◆ Short task: Read the records below and copy each line that contains "tensione".

◆ Information provided:
- - - - -

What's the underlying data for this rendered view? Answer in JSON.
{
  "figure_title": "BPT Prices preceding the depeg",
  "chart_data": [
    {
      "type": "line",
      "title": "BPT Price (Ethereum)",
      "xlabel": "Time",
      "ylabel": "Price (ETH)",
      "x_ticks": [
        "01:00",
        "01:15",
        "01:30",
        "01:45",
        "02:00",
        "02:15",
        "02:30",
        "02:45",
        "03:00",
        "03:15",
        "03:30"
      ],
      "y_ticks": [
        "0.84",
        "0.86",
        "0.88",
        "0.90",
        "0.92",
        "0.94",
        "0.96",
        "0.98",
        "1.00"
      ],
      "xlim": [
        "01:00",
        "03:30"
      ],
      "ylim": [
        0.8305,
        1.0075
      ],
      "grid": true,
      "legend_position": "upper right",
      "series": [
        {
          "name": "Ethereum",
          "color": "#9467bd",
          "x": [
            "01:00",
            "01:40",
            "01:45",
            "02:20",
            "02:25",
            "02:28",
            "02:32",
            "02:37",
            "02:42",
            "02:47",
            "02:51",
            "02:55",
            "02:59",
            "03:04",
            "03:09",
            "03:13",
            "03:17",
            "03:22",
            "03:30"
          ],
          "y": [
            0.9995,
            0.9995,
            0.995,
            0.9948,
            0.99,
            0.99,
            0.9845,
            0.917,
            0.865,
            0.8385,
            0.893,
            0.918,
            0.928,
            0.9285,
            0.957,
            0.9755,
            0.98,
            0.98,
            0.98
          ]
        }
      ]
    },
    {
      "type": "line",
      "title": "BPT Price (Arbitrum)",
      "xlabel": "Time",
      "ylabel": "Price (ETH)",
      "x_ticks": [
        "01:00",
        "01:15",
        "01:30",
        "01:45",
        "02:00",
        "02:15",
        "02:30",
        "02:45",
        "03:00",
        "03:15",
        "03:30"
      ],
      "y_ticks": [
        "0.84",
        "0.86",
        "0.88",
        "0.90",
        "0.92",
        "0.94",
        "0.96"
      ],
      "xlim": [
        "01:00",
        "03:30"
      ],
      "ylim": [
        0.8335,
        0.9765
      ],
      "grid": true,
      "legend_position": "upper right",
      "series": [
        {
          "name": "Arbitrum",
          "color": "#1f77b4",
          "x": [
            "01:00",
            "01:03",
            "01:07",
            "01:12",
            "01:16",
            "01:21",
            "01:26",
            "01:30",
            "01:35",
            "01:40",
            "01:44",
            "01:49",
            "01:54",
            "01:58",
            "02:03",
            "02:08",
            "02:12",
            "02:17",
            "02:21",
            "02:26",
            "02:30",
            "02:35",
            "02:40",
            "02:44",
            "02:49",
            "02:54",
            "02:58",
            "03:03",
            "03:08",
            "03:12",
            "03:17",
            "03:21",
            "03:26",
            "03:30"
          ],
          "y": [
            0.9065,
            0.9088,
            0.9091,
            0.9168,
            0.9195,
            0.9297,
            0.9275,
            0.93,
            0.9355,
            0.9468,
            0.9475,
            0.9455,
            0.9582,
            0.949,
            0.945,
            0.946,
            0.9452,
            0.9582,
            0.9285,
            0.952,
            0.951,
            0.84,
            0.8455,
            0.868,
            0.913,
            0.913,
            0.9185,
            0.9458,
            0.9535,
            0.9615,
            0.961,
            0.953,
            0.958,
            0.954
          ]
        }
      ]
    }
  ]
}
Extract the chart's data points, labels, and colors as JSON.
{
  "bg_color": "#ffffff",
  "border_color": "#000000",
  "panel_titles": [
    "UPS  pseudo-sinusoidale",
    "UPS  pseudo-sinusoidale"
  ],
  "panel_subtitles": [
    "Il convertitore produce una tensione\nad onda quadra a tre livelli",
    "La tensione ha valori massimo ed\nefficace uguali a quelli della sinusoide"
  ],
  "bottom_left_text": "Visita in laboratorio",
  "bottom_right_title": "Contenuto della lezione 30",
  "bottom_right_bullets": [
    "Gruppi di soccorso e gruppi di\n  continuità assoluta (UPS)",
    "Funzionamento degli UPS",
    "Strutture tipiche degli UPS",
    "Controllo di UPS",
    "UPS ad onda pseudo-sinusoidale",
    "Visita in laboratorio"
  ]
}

- - - - -

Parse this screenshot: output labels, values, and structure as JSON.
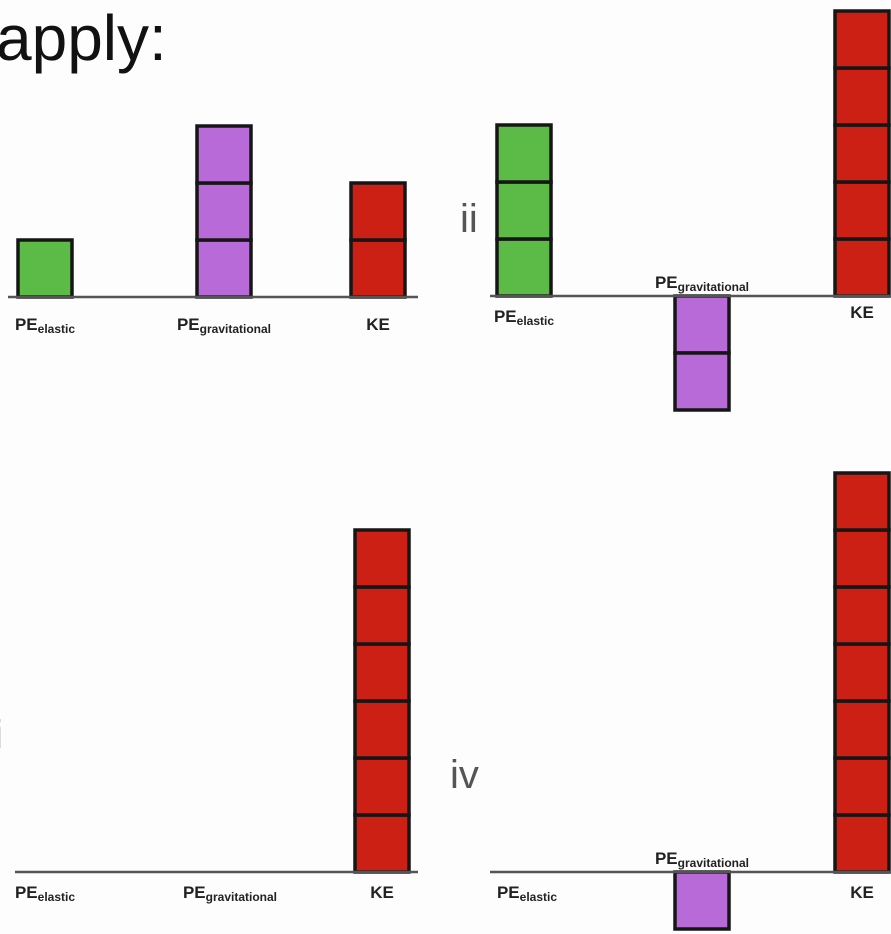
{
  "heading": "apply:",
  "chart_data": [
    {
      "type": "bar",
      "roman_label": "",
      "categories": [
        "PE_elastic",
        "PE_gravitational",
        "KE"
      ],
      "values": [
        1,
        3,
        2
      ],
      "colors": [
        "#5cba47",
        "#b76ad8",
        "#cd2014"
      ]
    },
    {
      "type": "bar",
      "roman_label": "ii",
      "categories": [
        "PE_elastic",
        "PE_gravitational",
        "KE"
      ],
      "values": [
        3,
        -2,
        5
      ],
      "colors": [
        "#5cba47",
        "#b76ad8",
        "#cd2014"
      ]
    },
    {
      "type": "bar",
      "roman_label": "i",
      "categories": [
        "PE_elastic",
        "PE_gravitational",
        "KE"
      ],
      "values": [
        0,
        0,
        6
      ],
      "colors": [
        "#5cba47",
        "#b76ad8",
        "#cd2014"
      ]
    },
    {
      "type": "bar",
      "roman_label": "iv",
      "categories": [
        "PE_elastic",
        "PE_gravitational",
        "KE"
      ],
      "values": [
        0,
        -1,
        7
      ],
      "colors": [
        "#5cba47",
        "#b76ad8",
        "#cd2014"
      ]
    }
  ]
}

- - - - -

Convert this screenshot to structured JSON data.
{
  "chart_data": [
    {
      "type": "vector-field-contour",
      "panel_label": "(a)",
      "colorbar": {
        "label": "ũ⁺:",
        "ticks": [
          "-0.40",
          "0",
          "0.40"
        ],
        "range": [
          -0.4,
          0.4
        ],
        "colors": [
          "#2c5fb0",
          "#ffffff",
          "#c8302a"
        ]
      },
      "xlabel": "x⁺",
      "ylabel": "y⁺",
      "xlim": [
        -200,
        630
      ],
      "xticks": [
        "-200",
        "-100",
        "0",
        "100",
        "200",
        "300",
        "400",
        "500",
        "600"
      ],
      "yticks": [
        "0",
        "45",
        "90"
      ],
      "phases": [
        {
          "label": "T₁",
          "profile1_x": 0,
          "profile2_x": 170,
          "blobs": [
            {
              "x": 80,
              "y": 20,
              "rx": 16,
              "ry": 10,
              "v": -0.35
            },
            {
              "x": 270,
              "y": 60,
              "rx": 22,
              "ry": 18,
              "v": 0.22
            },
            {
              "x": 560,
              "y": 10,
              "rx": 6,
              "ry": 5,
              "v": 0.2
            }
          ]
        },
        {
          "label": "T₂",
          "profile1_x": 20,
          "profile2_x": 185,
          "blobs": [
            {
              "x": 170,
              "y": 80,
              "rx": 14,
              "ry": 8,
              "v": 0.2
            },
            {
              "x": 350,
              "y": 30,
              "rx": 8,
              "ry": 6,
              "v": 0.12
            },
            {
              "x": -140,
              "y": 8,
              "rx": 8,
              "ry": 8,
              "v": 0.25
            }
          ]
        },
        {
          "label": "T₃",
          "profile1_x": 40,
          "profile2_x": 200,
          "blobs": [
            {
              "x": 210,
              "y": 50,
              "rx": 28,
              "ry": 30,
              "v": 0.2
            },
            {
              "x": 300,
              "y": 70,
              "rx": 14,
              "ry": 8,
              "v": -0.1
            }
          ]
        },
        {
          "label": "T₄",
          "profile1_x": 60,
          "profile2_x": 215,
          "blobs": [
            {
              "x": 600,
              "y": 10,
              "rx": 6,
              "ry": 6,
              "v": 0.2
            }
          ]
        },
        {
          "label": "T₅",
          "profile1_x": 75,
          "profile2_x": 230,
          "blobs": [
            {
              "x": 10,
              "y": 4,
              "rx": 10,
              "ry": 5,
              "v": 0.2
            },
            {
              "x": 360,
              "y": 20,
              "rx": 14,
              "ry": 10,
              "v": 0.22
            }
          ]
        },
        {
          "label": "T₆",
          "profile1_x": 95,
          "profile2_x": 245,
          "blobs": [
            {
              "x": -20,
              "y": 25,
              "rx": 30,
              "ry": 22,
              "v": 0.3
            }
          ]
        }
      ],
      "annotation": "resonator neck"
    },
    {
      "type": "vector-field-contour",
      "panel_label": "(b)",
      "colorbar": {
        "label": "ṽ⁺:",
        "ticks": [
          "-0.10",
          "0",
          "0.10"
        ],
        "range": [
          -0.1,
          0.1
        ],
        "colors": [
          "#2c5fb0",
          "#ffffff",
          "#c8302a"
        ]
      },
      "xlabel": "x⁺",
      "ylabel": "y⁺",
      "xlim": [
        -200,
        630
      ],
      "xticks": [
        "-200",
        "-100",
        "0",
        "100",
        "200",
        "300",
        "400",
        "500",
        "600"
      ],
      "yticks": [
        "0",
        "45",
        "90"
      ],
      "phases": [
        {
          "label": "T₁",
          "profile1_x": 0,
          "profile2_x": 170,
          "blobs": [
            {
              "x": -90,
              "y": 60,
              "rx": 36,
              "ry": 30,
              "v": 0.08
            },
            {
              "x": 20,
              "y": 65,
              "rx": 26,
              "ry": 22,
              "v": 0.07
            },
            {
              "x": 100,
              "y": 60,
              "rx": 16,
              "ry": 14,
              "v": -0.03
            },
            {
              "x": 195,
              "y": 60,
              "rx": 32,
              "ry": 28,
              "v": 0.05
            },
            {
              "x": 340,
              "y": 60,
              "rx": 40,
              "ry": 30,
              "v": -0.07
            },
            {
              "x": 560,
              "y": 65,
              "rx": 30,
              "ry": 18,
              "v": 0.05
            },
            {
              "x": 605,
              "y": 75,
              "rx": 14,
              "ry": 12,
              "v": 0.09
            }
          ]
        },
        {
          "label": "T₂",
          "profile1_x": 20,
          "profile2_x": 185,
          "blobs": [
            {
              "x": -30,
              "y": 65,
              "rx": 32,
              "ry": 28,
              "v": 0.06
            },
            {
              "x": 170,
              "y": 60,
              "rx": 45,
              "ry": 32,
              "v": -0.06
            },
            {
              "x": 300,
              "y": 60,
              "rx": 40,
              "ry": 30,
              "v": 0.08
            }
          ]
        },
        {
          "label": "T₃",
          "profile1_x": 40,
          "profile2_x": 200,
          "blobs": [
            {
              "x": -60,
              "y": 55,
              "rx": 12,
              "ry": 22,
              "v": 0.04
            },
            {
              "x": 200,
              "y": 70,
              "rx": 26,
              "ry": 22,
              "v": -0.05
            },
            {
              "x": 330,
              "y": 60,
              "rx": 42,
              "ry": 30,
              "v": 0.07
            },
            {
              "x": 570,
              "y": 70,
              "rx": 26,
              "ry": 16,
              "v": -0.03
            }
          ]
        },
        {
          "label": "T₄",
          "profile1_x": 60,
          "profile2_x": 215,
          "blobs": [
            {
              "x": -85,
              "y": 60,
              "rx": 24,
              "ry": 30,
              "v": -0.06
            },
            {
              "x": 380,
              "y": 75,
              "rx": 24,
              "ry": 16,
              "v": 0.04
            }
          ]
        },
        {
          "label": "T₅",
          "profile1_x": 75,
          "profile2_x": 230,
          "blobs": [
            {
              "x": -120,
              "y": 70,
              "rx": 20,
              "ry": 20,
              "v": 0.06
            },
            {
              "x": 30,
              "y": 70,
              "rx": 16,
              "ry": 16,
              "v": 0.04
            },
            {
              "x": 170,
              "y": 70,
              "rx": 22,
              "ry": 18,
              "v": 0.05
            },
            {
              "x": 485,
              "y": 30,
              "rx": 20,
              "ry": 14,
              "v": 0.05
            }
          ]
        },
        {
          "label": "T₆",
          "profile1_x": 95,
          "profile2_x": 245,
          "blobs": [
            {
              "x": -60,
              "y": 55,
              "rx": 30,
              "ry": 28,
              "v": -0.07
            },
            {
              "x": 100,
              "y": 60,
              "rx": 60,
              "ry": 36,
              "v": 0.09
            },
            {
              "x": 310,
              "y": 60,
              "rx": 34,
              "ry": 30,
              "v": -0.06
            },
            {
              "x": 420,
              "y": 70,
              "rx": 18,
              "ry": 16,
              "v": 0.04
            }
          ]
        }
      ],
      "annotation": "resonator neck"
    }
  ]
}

- - - - -

◆ Expected output:
    "Il convertitore produce una tensione\nad onda quadra a tre livelli",
    "La tensione ha valori massimo ed\nefficace uguali a quelli della sinusoide"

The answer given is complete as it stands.